*Prompt:* Note each line where "plain" appears, and copy it.

*Records shown:*
____
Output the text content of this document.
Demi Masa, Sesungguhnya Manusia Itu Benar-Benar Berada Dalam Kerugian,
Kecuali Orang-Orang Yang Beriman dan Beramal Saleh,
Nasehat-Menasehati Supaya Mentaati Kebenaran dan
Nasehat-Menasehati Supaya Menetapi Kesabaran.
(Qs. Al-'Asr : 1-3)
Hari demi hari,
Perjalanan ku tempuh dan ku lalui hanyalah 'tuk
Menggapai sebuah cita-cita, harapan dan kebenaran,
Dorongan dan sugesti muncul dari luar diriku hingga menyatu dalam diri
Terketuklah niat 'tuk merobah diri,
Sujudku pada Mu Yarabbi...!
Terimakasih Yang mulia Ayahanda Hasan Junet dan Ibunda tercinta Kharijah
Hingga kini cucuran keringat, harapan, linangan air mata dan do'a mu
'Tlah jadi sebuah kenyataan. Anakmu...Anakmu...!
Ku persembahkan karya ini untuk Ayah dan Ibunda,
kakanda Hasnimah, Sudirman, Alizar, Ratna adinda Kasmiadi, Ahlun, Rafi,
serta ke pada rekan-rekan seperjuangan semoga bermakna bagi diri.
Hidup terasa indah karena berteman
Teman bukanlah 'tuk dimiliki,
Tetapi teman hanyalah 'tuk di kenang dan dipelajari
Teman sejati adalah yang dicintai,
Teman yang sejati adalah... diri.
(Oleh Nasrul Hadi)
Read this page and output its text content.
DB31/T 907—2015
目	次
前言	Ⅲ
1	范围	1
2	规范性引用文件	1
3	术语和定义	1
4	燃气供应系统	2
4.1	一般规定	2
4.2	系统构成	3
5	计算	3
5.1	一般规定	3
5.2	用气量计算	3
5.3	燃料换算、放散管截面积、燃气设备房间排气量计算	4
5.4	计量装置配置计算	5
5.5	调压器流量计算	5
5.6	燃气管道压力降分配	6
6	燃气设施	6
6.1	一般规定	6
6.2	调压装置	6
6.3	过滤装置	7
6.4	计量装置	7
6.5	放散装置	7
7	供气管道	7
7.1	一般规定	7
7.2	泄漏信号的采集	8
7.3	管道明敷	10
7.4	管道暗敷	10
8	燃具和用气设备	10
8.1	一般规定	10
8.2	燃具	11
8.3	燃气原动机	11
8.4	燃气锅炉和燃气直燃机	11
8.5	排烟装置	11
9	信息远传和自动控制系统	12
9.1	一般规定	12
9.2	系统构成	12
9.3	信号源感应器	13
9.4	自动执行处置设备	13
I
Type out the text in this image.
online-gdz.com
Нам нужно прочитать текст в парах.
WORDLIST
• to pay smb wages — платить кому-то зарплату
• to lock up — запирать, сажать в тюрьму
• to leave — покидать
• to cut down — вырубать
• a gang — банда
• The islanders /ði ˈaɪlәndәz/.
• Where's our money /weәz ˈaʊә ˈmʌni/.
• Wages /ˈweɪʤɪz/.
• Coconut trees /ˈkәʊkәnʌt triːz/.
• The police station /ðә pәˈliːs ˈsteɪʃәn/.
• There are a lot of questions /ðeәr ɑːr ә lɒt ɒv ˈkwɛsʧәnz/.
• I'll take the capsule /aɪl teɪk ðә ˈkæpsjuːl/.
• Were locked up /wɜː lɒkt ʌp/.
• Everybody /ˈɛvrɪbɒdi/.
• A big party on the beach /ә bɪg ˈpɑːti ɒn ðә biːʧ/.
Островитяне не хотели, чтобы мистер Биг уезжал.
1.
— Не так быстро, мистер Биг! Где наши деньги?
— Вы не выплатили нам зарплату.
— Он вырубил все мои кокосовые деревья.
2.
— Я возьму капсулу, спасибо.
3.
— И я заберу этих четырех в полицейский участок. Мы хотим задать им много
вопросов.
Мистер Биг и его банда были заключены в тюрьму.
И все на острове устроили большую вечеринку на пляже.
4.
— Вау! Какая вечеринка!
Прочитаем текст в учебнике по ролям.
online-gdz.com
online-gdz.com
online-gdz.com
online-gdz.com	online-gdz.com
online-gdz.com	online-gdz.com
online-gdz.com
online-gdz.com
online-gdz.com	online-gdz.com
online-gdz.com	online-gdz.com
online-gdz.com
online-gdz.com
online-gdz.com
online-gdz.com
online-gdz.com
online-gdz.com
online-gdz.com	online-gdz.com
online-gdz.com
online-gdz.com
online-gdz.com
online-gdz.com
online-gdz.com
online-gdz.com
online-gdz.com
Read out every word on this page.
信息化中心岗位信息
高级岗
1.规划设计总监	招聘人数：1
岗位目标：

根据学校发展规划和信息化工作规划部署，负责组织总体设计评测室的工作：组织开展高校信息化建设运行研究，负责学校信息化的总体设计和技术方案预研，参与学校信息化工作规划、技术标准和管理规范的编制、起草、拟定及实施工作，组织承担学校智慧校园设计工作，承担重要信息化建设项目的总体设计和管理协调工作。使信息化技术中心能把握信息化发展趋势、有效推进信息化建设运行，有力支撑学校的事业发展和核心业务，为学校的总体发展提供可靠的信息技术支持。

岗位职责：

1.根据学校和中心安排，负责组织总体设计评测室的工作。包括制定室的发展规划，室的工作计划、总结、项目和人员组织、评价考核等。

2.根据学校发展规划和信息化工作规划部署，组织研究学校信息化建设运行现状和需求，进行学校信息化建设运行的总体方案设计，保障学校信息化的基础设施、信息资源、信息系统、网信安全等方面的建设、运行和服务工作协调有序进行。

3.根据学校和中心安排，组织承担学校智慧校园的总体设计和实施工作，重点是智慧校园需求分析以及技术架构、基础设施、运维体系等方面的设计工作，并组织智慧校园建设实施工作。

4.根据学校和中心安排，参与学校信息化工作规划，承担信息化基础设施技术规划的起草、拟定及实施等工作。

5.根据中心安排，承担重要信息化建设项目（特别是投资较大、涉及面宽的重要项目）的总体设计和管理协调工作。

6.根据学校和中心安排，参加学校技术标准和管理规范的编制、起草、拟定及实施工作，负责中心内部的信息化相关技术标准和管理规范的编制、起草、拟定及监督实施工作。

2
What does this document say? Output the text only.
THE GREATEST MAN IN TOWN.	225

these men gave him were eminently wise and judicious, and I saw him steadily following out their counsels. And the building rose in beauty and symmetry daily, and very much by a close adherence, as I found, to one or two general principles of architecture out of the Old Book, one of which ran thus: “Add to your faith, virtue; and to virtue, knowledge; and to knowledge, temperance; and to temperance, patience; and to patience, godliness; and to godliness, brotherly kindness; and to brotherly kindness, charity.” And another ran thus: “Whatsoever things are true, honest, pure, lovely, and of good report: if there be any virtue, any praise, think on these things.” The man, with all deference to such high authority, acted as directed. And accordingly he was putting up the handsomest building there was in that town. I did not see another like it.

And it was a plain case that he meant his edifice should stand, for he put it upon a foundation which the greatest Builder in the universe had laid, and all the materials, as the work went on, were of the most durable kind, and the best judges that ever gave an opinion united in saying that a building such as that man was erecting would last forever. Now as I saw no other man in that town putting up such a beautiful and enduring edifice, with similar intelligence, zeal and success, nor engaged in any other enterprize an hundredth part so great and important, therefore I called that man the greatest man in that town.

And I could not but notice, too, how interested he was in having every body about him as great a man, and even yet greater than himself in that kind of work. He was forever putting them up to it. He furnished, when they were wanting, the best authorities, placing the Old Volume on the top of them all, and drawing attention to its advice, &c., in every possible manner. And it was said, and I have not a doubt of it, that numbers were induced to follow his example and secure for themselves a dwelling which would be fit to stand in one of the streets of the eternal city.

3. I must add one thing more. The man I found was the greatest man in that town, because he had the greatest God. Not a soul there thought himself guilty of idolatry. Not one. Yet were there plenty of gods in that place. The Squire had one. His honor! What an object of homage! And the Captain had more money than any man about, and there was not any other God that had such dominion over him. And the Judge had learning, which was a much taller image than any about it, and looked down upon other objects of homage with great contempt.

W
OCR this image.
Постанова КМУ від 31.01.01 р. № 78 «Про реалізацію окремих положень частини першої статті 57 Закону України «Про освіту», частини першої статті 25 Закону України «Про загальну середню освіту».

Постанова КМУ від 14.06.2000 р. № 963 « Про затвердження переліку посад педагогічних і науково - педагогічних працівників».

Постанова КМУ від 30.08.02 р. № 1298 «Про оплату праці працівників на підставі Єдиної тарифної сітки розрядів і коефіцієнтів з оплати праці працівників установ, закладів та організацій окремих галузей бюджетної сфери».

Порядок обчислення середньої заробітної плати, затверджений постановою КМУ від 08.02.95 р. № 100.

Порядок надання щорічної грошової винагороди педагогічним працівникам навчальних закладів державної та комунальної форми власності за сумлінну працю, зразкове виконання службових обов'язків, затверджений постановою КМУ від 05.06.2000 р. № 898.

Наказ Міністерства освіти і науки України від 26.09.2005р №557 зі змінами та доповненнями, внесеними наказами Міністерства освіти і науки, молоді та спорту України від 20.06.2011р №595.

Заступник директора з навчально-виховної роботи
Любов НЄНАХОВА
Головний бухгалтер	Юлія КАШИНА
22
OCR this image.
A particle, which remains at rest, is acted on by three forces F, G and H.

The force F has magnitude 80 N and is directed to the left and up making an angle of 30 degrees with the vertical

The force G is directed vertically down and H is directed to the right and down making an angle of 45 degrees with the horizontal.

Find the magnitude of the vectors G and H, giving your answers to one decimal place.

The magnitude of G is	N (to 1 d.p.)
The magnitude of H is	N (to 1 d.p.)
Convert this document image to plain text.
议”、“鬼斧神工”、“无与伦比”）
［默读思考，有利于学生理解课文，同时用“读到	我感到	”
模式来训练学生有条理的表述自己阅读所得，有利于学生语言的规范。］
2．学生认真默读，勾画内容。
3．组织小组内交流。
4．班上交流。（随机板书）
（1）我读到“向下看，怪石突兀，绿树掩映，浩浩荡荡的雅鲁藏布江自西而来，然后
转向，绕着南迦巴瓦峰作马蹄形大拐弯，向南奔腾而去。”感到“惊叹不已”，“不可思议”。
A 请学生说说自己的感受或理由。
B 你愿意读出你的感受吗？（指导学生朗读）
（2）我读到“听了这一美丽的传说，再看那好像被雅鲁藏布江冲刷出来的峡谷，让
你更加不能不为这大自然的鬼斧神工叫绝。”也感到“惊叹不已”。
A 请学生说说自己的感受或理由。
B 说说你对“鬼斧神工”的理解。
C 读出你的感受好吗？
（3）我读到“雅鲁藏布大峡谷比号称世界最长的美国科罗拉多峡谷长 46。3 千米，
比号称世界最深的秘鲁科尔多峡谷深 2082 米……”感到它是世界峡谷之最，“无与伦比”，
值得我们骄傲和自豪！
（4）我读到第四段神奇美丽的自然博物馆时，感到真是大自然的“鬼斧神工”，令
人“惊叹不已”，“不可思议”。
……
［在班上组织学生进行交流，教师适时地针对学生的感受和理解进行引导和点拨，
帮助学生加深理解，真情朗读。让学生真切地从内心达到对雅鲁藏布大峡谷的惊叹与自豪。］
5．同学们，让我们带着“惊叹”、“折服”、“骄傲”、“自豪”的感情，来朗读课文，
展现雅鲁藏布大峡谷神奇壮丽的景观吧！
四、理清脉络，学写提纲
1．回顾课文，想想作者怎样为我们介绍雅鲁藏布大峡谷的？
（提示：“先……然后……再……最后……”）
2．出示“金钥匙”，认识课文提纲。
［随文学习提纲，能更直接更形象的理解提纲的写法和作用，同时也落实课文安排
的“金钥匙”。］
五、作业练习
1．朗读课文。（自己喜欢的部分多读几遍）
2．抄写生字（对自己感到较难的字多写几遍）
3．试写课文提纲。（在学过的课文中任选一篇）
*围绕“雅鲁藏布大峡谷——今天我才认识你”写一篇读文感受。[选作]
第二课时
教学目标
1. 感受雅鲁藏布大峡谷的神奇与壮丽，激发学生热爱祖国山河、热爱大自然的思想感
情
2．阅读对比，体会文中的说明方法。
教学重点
____
*Correct output:*
And it was a plain case that he meant his edifice should stand, for he put it upon a foundation which the greatest Builder in the universe had laid, and all the materials, as the work went on, were of the most durable kind, and the best judges that ever gave an opinion united in saying that a building such as that man was erecting would last forever. Now as I saw no other man in that town putting up such a beautiful and enduring edifice, with similar intelligence, zeal and success, nor engaged in any other enterprize an hundredth part so great and important, therefore I called that man the greatest man in that town.
Convert this document image to plain text.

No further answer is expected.